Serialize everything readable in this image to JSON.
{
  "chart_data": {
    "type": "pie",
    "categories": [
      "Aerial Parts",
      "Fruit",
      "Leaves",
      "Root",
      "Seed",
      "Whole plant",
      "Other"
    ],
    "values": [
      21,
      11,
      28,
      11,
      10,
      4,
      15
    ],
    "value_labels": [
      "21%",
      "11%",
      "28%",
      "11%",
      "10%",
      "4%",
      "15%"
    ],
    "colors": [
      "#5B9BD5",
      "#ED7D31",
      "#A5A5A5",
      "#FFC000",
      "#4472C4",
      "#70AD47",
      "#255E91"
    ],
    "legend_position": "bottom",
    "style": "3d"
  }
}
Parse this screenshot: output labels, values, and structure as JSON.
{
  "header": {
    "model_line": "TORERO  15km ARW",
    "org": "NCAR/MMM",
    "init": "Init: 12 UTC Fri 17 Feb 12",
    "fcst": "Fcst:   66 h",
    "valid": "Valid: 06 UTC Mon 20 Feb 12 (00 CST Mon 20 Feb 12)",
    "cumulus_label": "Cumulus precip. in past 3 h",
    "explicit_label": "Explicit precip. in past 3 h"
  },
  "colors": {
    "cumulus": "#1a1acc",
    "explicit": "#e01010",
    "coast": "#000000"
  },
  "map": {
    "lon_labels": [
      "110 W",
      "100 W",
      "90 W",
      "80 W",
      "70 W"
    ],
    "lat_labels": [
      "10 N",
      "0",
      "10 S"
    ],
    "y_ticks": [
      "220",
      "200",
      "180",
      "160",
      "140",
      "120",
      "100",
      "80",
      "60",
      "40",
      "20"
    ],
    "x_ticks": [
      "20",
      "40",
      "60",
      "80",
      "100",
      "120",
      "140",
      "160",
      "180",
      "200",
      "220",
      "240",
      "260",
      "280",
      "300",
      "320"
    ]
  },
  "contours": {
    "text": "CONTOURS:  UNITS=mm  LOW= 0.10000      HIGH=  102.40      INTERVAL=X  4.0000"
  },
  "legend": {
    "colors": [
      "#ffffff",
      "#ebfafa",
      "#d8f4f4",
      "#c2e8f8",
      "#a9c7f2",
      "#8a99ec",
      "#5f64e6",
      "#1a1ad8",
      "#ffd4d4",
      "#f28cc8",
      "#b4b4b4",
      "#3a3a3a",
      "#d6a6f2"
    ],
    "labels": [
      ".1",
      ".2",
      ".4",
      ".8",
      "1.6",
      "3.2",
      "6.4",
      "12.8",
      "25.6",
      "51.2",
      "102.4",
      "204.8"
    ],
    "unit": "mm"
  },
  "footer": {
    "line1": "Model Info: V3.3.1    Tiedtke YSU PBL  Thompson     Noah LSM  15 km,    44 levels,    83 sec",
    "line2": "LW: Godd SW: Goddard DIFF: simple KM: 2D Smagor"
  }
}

........

## [Problem statement]
Reproduce the records word for word.

## [Result]
Serialize everything readable in this image to JSON.
{
  "chart_data": {
    "type": "pie",
    "categories": [
      "Aerial Parts",
      "Fruit",
      "Leaves",
      "Root",
      "Seed",
      "Whole plant",
      "Other"
    ],
    "values": [
      21,
      11,
      28,
      11,
      10,
      4,
      15
    ],
    "value_labels": [
      "21%",
      "11%",
      "28%",
      "11%",
      "10%",
      "4%",
      "15%"
    ],
    "colors": [
      "#5B9BD5",
      "#ED7D31",
      "#A5A5A5",
      "#FFC000",
      "#4472C4",
      "#70AD47",
      "#255E91"
    ],
    "legend_position": "bottom",
    "style": "3d"
  }
}
Parse this screenshot: output labels, values, and structure as JSON.
{
  "header": {
    "model_line": "TORERO  15km ARW",
    "org": "NCAR/MMM",
    "init": "Init: 12 UTC Fri 17 Feb 12",
    "fcst": "Fcst:   66 h",
    "valid": "Valid: 06 UTC Mon 20 Feb 12 (00 CST Mon 20 Feb 12)",
    "cumulus_label": "Cumulus precip. in past 3 h",
    "explicit_label": "Explicit precip. in past 3 h"
  },
  "colors": {
    "cumulus": "#1a1acc",
    "explicit": "#e01010",
    "coast": "#000000"
  },
  "map": {
    "lon_labels": [
      "110 W",
      "100 W",
      "90 W",
      "80 W",
      "70 W"
    ],
    "lat_labels": [
      "10 N",
      "0",
      "10 S"
    ],
    "y_ticks": [
      "220",
      "200",
      "180",
      "160",
      "140",
      "120",
      "100",
      "80",
      "60",
      "40",
      "20"
    ],
    "x_ticks": [
      "20",
      "40",
      "60",
      "80",
      "100",
      "120",
      "140",
      "160",
      "180",
      "200",
      "220",
      "240",
      "260",
      "280",
      "300",
      "320"
    ]
  },
  "contours": {
    "text": "CONTOURS:  UNITS=mm  LOW= 0.10000      HIGH=  102.40      INTERVAL=X  4.0000"
  },
  "legend": {
    "colors": [
      "#ffffff",
      "#ebfafa",
      "#d8f4f4",
      "#c2e8f8",
      "#a9c7f2",
      "#8a99ec",
      "#5f64e6",
      "#1a1ad8",
      "#ffd4d4",
      "#f28cc8",
      "#b4b4b4",
      "#3a3a3a",
      "#d6a6f2"
    ],
    "labels": [
      ".1",
      ".2",
      ".4",
      ".8",
      "1.6",
      "3.2",
      "6.4",
      "12.8",
      "25.6",
      "51.2",
      "102.4",
      "204.8"
    ],
    "unit": "mm"
  },
  "footer": {
    "line1": "Model Info: V3.3.1    Tiedtke YSU PBL  Thompson     Noah LSM  15 km,    44 levels,    83 sec",
    "line2": "LW: Godd SW: Goddard DIFF: simple KM: 2D Smagor"
  }
}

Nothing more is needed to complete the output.